WHAT TO PRODUCE
The records below must be output exactly, without pictures.

GIVEN INFORMATION
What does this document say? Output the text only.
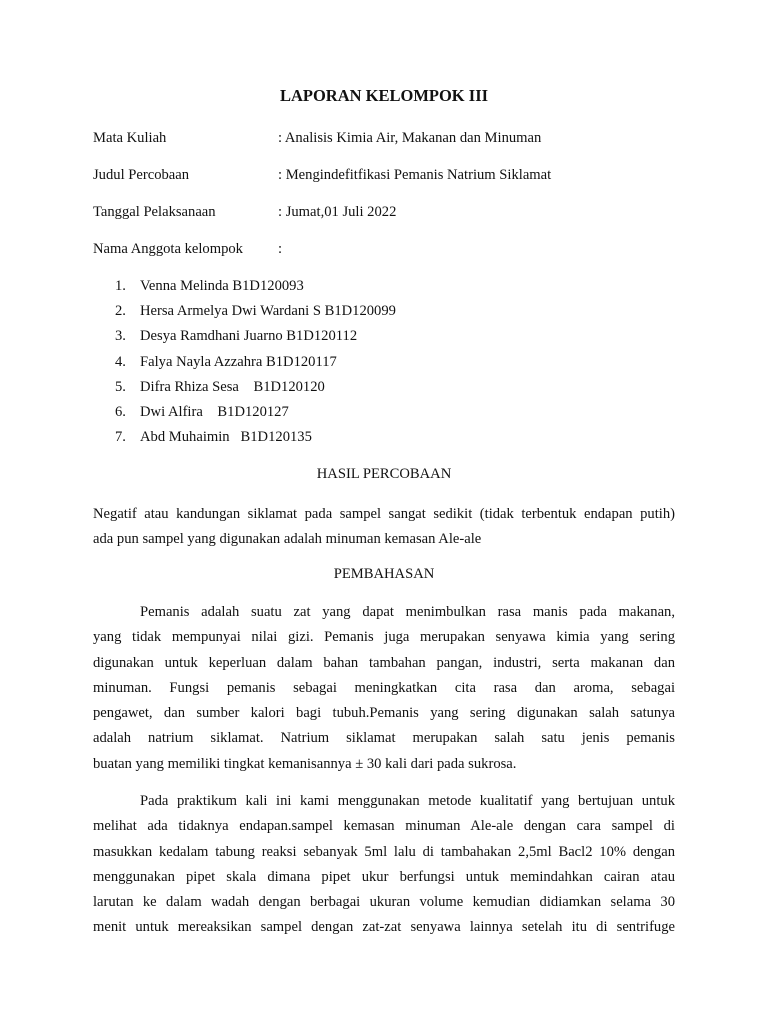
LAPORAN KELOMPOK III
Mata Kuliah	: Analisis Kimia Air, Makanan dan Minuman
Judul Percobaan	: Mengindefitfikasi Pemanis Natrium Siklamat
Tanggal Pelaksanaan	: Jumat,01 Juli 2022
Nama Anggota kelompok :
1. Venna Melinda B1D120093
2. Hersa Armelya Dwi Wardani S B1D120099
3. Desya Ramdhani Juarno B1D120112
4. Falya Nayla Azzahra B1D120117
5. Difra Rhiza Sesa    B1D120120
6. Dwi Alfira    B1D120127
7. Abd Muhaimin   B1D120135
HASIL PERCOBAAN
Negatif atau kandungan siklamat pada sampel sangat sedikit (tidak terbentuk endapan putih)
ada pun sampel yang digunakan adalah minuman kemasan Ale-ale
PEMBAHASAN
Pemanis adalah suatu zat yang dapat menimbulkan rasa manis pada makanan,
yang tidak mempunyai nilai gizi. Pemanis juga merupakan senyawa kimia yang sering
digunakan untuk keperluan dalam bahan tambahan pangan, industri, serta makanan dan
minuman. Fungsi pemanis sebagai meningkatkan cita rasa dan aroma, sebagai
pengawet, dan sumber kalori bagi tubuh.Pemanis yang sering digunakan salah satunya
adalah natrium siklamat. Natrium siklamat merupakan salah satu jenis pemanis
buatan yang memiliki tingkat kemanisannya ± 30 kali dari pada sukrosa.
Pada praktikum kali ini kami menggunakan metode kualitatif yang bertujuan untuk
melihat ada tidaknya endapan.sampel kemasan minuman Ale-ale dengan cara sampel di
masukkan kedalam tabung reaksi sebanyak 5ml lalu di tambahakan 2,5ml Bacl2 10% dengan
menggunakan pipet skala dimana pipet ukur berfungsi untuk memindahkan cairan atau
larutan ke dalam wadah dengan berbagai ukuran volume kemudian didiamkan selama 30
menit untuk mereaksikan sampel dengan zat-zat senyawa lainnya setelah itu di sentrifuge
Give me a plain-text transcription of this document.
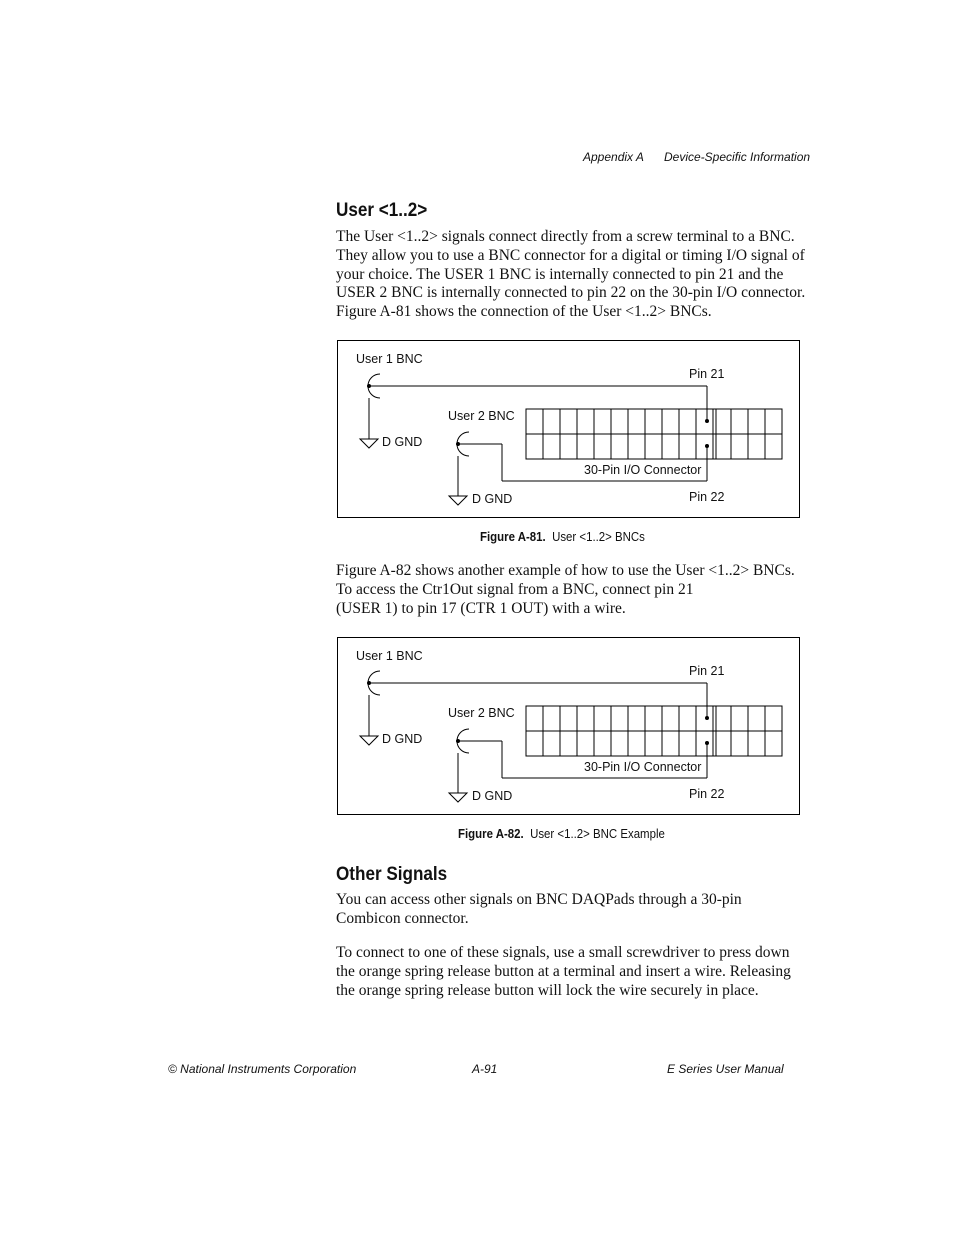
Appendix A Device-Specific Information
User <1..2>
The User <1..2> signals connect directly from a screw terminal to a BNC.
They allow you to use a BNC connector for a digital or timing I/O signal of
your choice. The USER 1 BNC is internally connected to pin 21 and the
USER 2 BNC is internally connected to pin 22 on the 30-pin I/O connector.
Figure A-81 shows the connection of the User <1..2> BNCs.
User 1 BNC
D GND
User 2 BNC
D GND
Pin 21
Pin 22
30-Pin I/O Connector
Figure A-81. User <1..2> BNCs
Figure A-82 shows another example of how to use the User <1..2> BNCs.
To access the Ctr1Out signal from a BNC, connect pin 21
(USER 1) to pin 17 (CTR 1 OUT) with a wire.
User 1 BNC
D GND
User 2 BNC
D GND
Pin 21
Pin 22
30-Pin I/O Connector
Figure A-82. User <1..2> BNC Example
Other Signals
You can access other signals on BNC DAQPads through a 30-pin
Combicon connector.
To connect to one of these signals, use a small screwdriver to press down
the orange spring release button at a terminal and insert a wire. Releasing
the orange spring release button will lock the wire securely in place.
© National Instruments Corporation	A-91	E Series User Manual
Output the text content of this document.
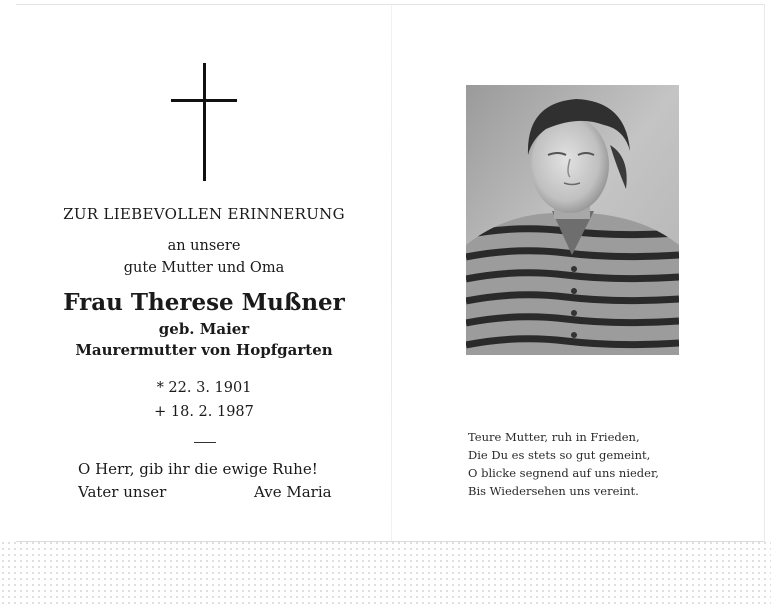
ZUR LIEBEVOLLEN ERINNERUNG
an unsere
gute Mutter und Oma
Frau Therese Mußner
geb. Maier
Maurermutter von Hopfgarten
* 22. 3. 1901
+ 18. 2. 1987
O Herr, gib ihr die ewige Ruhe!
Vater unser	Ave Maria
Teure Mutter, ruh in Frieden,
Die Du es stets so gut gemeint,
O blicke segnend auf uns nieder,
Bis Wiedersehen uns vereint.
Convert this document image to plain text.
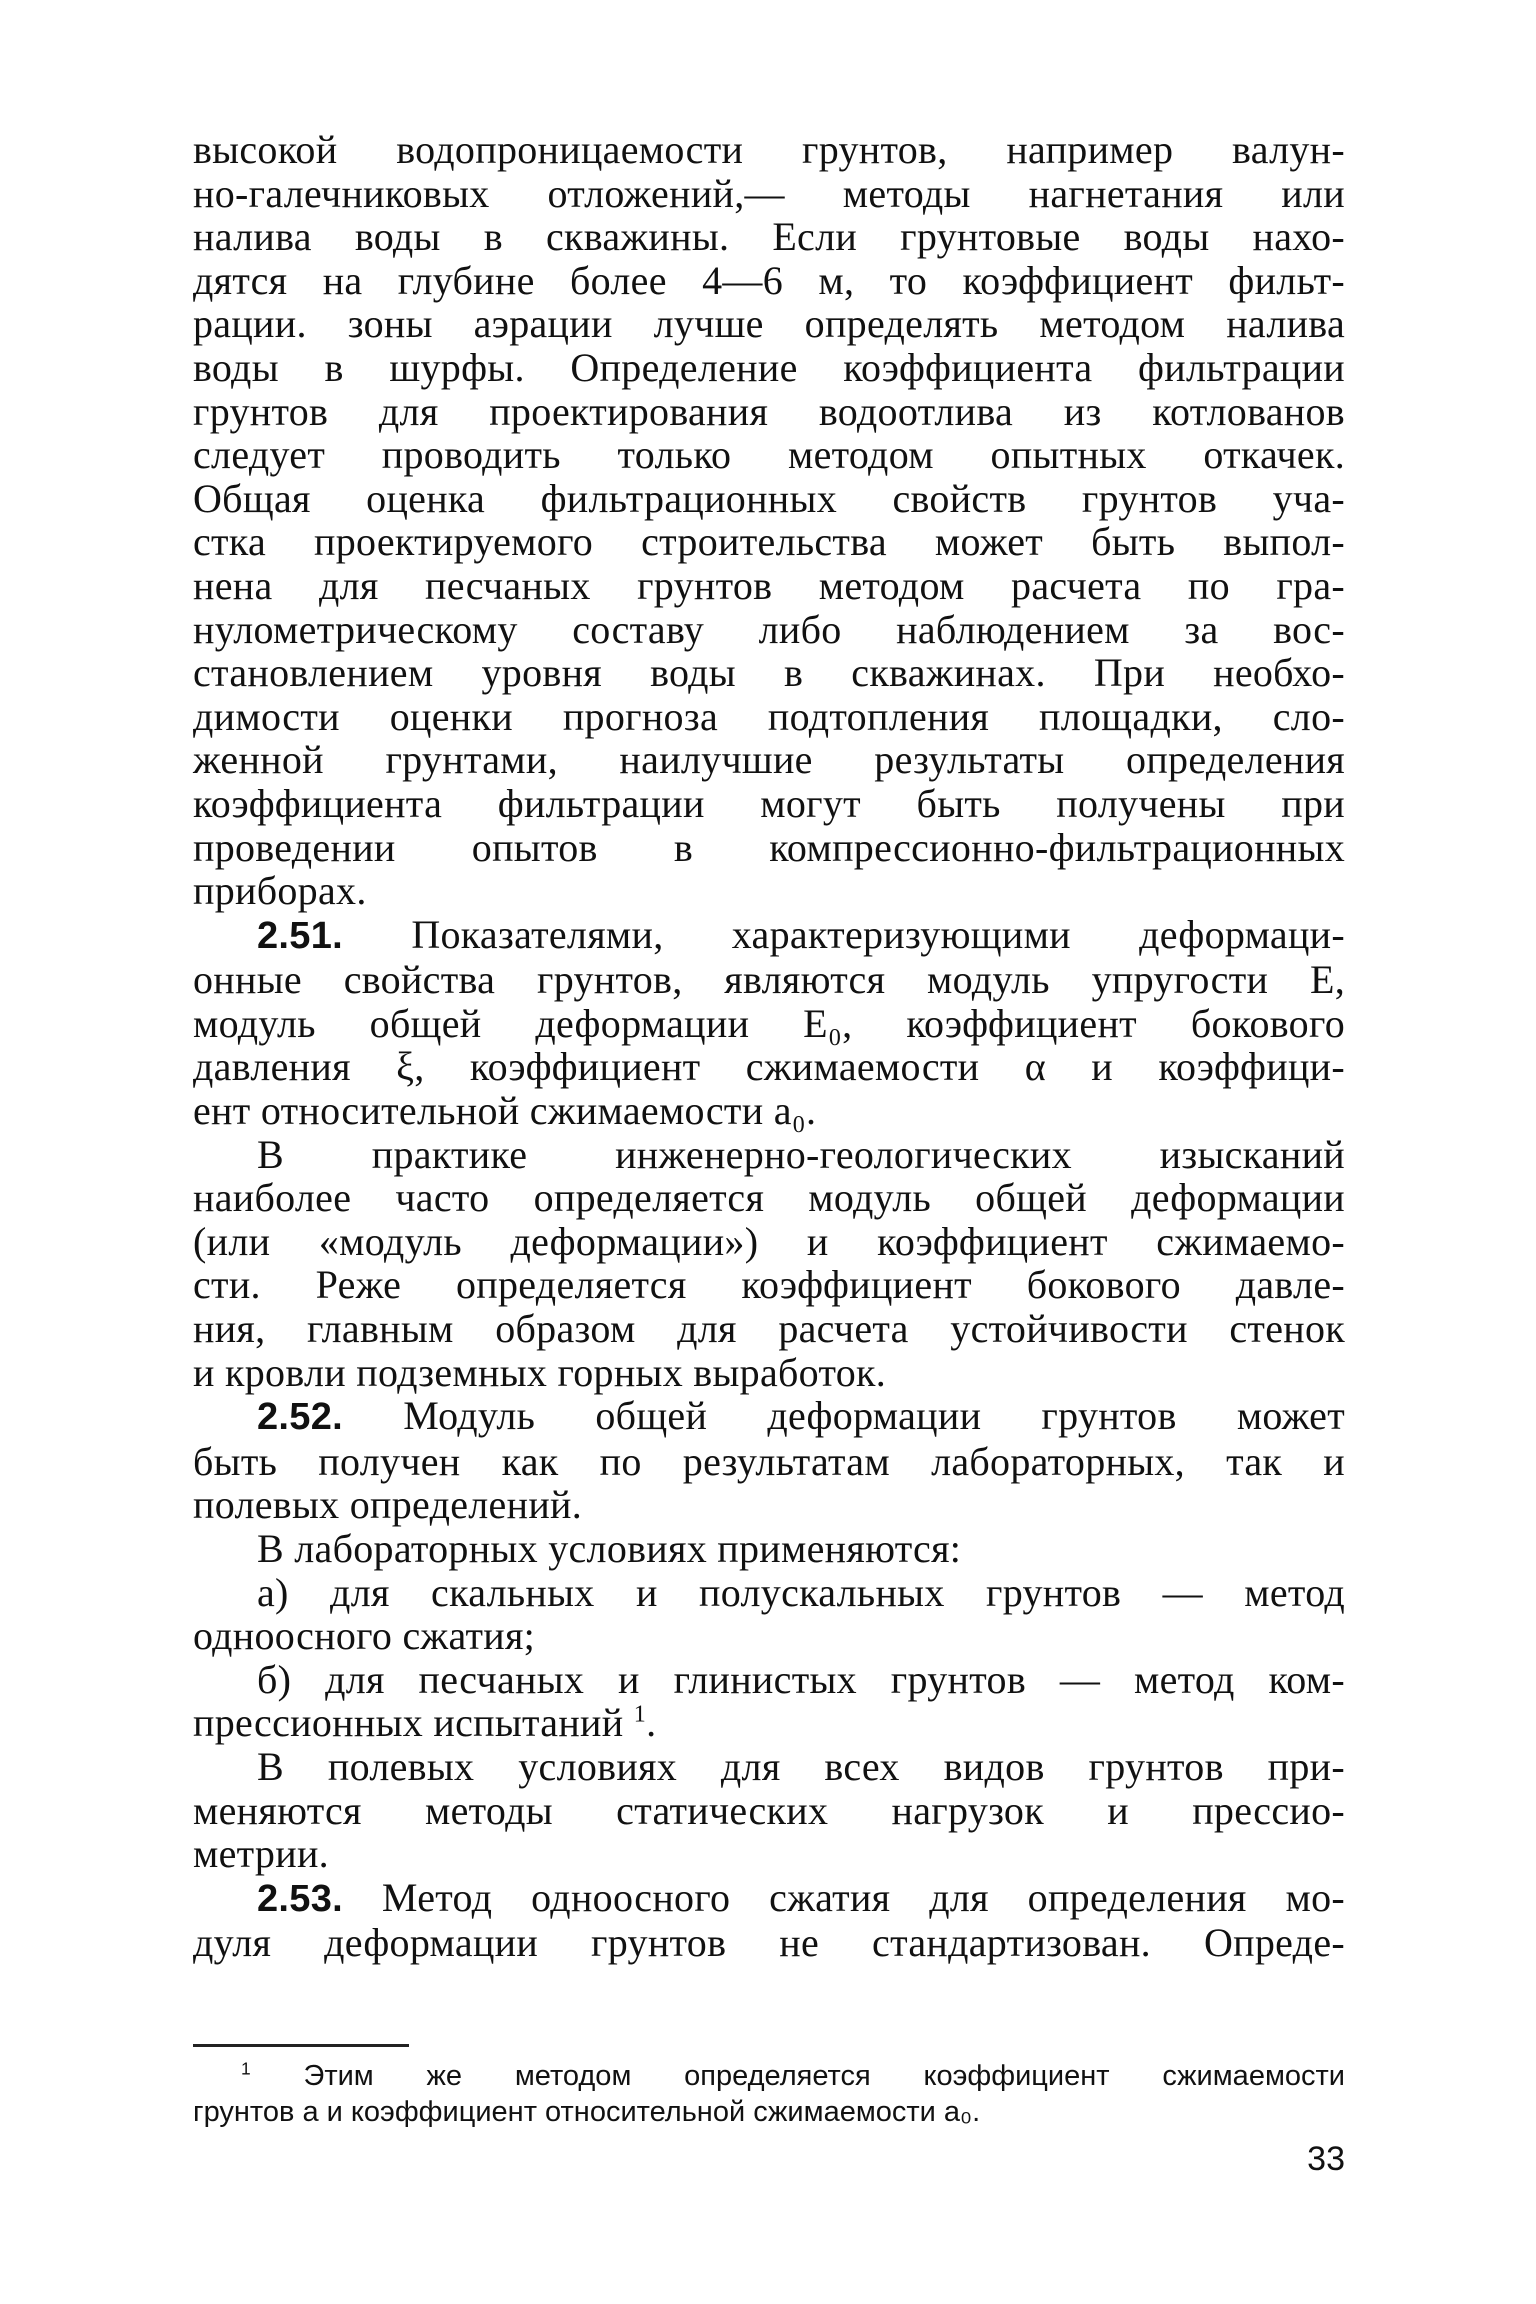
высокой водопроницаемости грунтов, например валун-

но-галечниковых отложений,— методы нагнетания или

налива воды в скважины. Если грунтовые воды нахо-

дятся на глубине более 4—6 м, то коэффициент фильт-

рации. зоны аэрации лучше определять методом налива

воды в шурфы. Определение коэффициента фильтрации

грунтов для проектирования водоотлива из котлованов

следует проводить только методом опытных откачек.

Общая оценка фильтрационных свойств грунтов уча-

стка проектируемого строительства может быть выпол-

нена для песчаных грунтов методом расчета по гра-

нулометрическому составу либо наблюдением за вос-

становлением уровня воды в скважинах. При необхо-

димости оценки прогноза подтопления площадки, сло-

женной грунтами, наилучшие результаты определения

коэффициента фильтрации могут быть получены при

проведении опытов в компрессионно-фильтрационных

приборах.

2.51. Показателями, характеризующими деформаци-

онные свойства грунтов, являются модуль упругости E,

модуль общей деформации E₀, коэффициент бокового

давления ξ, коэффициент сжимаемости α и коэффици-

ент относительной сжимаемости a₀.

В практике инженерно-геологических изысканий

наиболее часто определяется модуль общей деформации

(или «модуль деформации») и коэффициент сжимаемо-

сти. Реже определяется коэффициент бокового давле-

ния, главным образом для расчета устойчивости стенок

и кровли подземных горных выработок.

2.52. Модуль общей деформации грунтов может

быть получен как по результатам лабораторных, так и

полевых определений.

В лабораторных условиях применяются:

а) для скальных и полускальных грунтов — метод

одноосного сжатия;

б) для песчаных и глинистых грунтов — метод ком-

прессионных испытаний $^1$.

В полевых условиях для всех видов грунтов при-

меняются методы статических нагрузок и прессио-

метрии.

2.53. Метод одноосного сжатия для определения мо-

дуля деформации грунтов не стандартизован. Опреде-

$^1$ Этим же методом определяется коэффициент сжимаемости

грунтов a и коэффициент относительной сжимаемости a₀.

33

FINISHED ANSWER
What does this document say? Output the text only.
LAPORAN KELOMPOK III
Mata Kuliah	: Analisis Kimia Air, Makanan dan Minuman
Judul Percobaan	: Mengindefitfikasi Pemanis Natrium Siklamat
Tanggal Pelaksanaan	: Jumat,01 Juli 2022
Nama Anggota kelompok :
1. Venna Melinda B1D120093
2. Hersa Armelya Dwi Wardani S B1D120099
3. Desya Ramdhani Juarno B1D120112
4. Falya Nayla Azzahra B1D120117
5. Difra Rhiza Sesa    B1D120120
6. Dwi Alfira    B1D120127
7. Abd Muhaimin   B1D120135
HASIL PERCOBAAN
Negatif atau kandungan siklamat pada sampel sangat sedikit (tidak terbentuk endapan putih)
ada pun sampel yang digunakan adalah minuman kemasan Ale-ale
PEMBAHASAN
Pemanis adalah suatu zat yang dapat menimbulkan rasa manis pada makanan,
yang tidak mempunyai nilai gizi. Pemanis juga merupakan senyawa kimia yang sering
digunakan untuk keperluan dalam bahan tambahan pangan, industri, serta makanan dan
minuman. Fungsi pemanis sebagai meningkatkan cita rasa dan aroma, sebagai
pengawet, dan sumber kalori bagi tubuh.Pemanis yang sering digunakan salah satunya
adalah natrium siklamat. Natrium siklamat merupakan salah satu jenis pemanis
buatan yang memiliki tingkat kemanisannya ± 30 kali dari pada sukrosa.
Pada praktikum kali ini kami menggunakan metode kualitatif yang bertujuan untuk
melihat ada tidaknya endapan.sampel kemasan minuman Ale-ale dengan cara sampel di
masukkan kedalam tabung reaksi sebanyak 5ml lalu di tambahakan 2,5ml Bacl2 10% dengan
menggunakan pipet skala dimana pipet ukur berfungsi untuk memindahkan cairan atau
larutan ke dalam wadah dengan berbagai ukuran volume kemudian didiamkan selama 30
menit untuk mereaksikan sampel dengan zat-zat senyawa lainnya setelah itu di sentrifuge
Give me a plain-text transcription of this document.
Appendix A Device-Specific Information
User <1..2>
The User <1..2> signals connect directly from a screw terminal to a BNC.
They allow you to use a BNC connector for a digital or timing I/O signal of
your choice. The USER 1 BNC is internally connected to pin 21 and the
USER 2 BNC is internally connected to pin 22 on the 30-pin I/O connector.
Figure A-81 shows the connection of the User <1..2> BNCs.
User 1 BNC
D GND
User 2 BNC
D GND
Pin 21
Pin 22
30-Pin I/O Connector
Figure A-81. User <1..2> BNCs
Figure A-82 shows another example of how to use the User <1..2> BNCs.
To access the Ctr1Out signal from a BNC, connect pin 21
(USER 1) to pin 17 (CTR 1 OUT) with a wire.
User 1 BNC
D GND
User 2 BNC
D GND
Pin 21
Pin 22
30-Pin I/O Connector
Figure A-82. User <1..2> BNC Example
Other Signals
You can access other signals on BNC DAQPads through a 30-pin
Combicon connector.
To connect to one of these signals, use a small screwdriver to press down
the orange spring release button at a terminal and insert a wire. Releasing
the orange spring release button will lock the wire securely in place.
© National Instruments Corporation	A-91	E Series User Manual
Output the text content of this document.
ZUR LIEBEVOLLEN ERINNERUNG
an unsere
gute Mutter und Oma
Frau Therese Mußner
geb. Maier
Maurermutter von Hopfgarten
* 22. 3. 1901
+ 18. 2. 1987
O Herr, gib ihr die ewige Ruhe!
Vater unser	Ave Maria
Teure Mutter, ruh in Frieden,
Die Du es stets so gut gemeint,
O blicke segnend auf uns nieder,
Bis Wiedersehen uns vereint.
Convert this document image to plain text.
высокой водопроницаемости грунтов, например валун-

но-галечниковых отложений,— методы нагнетания или

налива воды в скважины. Если грунтовые воды нахо-

дятся на глубине более 4—6 м, то коэффициент фильт-

рации. зоны аэрации лучше определять методом налива

воды в шурфы. Определение коэффициента фильтрации

грунтов для проектирования водоотлива из котлованов

следует проводить только методом опытных откачек.

Общая оценка фильтрационных свойств грунтов уча-

стка проектируемого строительства может быть выпол-

нена для песчаных грунтов методом расчета по гра-

нулометрическому составу либо наблюдением за вос-

становлением уровня воды в скважинах. При необхо-

димости оценки прогноза подтопления площадки, сло-

женной грунтами, наилучшие результаты определения

коэффициента фильтрации могут быть получены при

проведении опытов в компрессионно-фильтрационных

приборах.

2.51. Показателями, характеризующими деформаци-

онные свойства грунтов, являются модуль упругости E,

модуль общей деформации E₀, коэффициент бокового

давления ξ, коэффициент сжимаемости α и коэффици-

ент относительной сжимаемости a₀.

В практике инженерно-геологических изысканий

наиболее часто определяется модуль общей деформации

(или «модуль деформации») и коэффициент сжимаемо-

сти. Реже определяется коэффициент бокового давле-

ния, главным образом для расчета устойчивости стенок

и кровли подземных горных выработок.

2.52. Модуль общей деформации грунтов может

быть получен как по результатам лабораторных, так и

полевых определений.

В лабораторных условиях применяются:

а) для скальных и полускальных грунтов — метод

одноосного сжатия;

б) для песчаных и глинистых грунтов — метод ком-

прессионных испытаний $^1$.

В полевых условиях для всех видов грунтов при-

меняются методы статических нагрузок и прессио-

метрии.

2.53. Метод одноосного сжатия для определения мо-

дуля деформации грунтов не стандартизован. Опреде-

$^1$ Этим же методом определяется коэффициент сжимаемости

грунтов a и коэффициент относительной сжимаемости a₀.

33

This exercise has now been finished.